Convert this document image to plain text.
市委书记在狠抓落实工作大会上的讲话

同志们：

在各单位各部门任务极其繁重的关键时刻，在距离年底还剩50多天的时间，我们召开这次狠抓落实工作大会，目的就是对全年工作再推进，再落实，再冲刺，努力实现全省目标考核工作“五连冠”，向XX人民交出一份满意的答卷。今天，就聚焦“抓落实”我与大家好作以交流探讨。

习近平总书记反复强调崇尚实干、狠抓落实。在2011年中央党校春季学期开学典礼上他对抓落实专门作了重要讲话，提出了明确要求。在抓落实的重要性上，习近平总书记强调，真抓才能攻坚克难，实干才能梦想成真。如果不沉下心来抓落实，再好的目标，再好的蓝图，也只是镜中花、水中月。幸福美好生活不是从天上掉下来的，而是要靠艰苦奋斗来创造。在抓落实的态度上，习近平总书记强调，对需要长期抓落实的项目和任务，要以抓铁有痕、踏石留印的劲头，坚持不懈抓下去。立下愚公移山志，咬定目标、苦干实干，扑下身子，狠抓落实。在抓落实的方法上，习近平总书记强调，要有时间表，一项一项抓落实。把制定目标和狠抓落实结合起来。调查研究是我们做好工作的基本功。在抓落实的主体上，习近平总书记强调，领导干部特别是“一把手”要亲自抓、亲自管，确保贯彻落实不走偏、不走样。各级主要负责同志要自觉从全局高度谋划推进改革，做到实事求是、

--

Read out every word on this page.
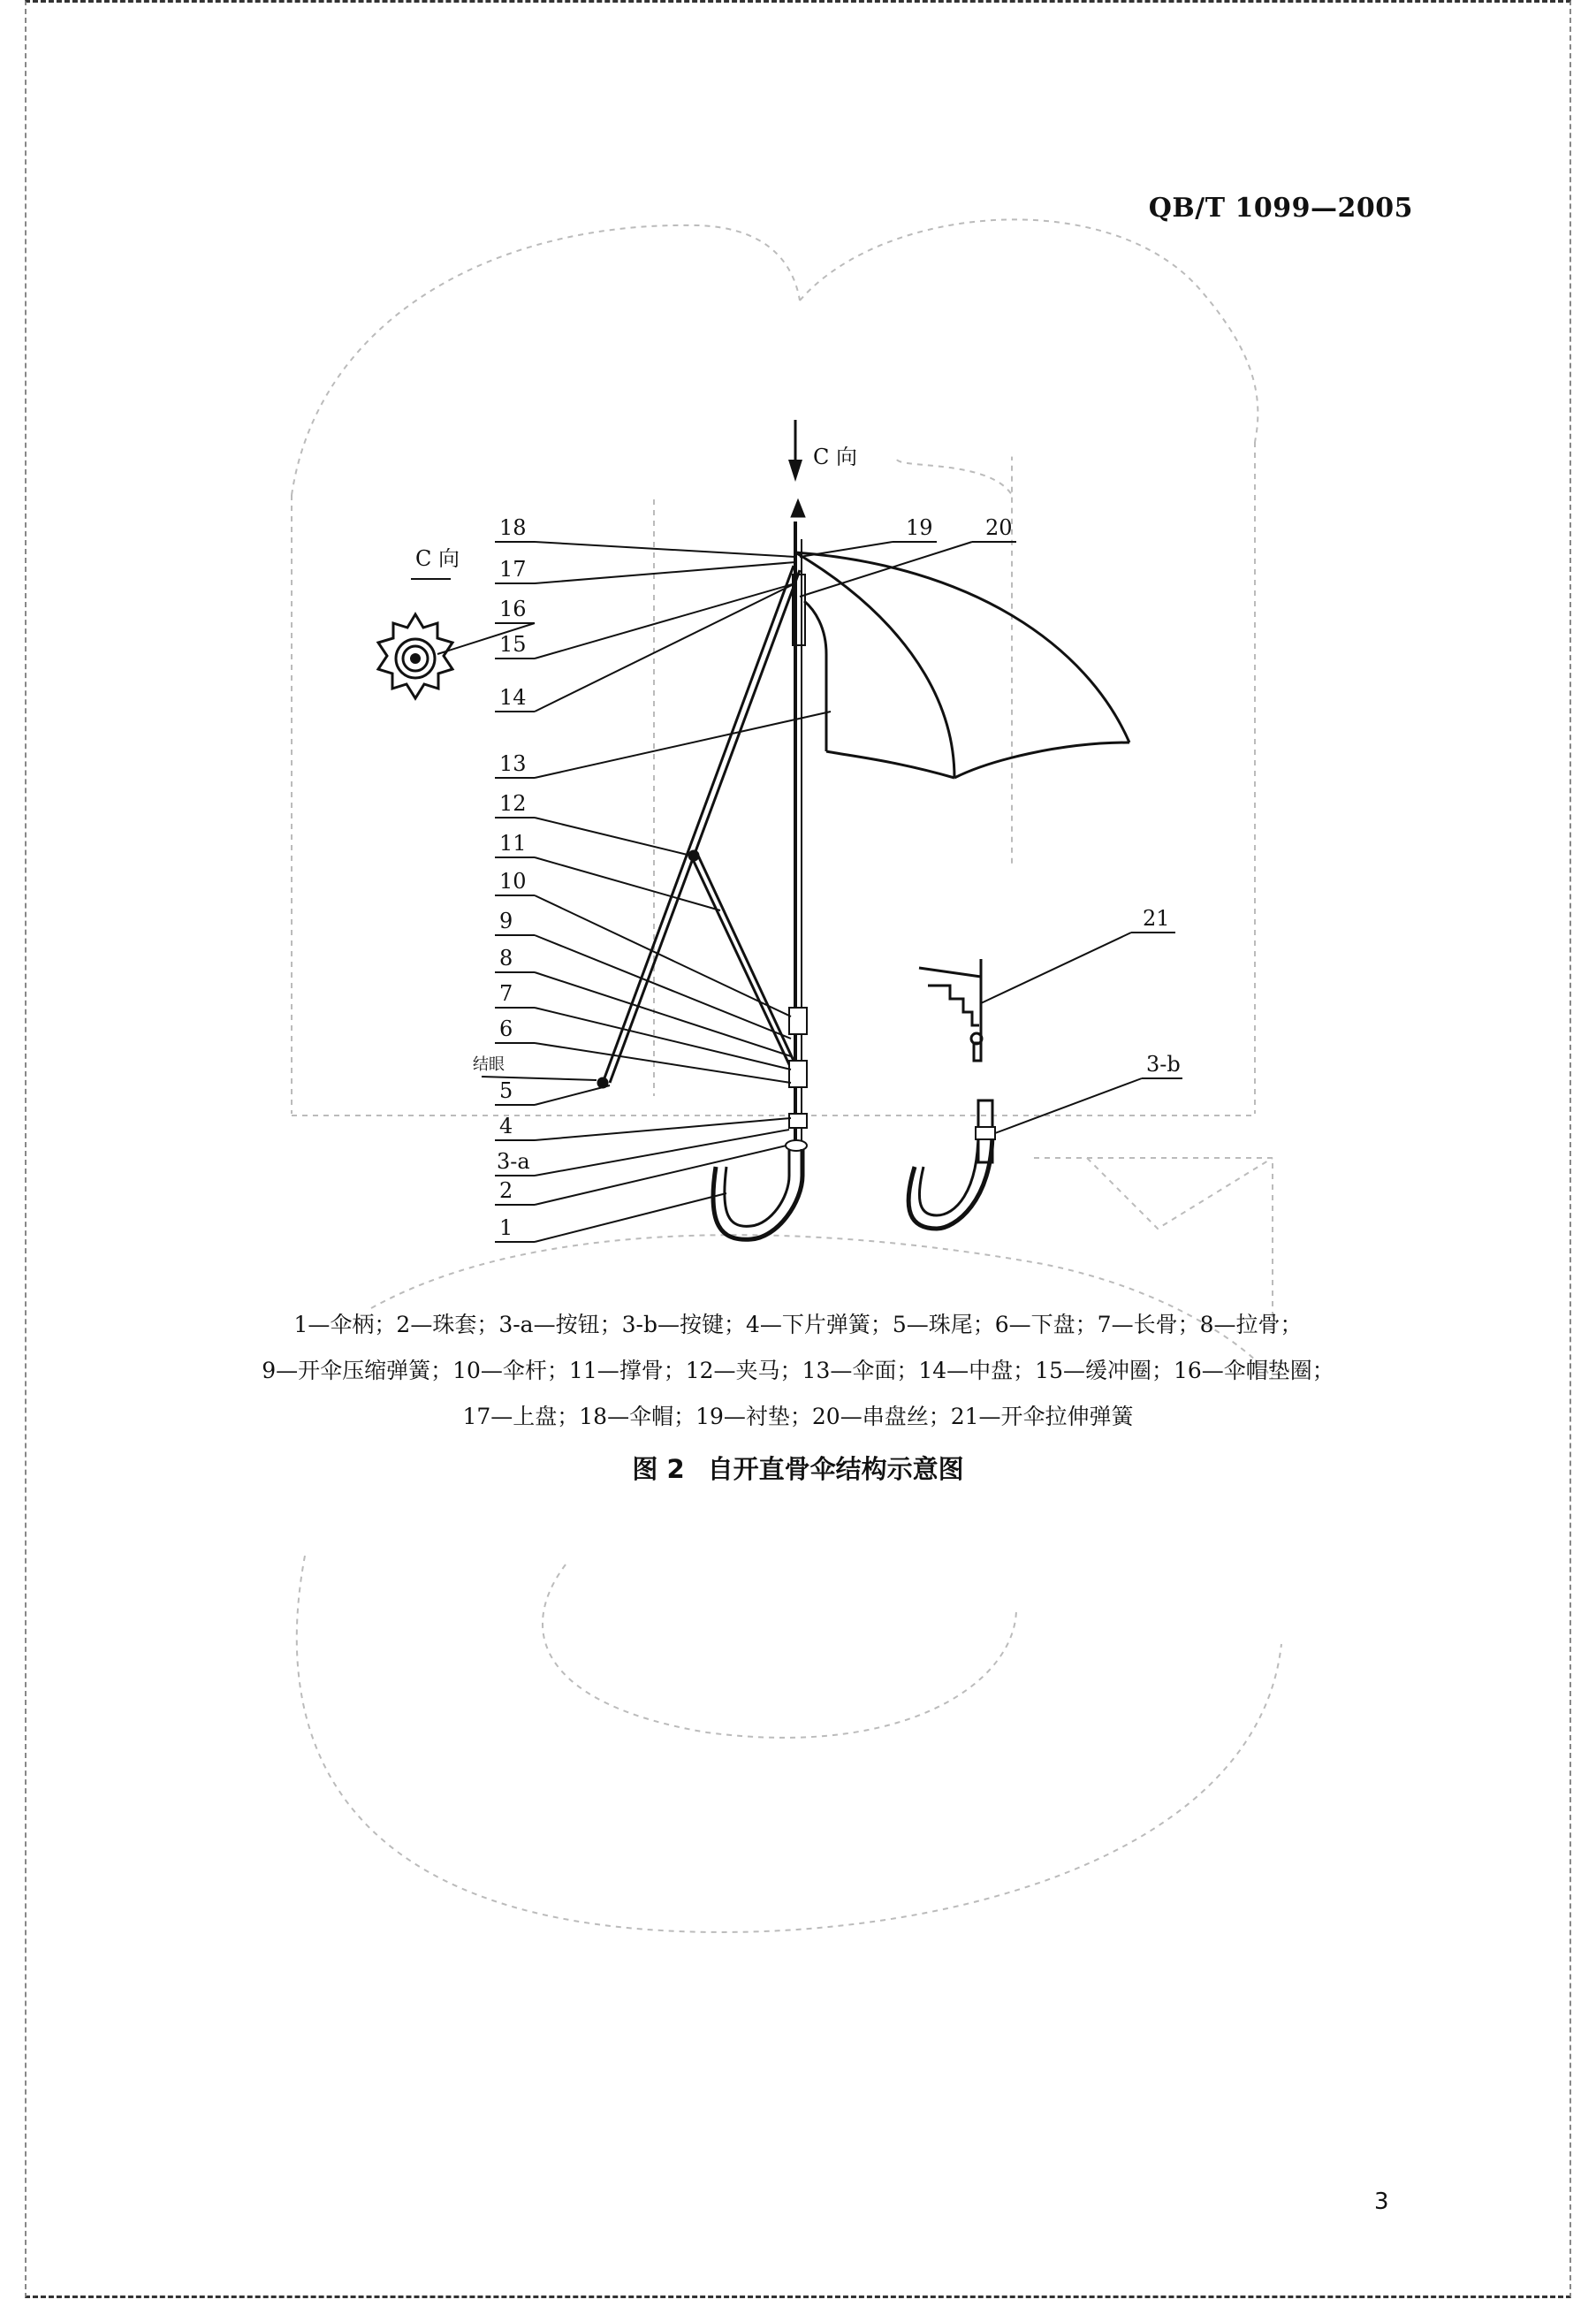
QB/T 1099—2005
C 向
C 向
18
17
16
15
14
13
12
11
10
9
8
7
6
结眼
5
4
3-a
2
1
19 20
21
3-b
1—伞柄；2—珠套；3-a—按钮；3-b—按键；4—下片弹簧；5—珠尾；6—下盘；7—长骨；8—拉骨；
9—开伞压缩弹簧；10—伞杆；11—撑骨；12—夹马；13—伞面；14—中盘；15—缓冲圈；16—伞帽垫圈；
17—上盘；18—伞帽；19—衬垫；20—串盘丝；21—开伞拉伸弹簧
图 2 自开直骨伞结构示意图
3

> [EXERCISE]: Which lines hold the word "this"? Copy every one of them.

> [REPLY]:
Convert this document image to plain text.
Read out every word on this page.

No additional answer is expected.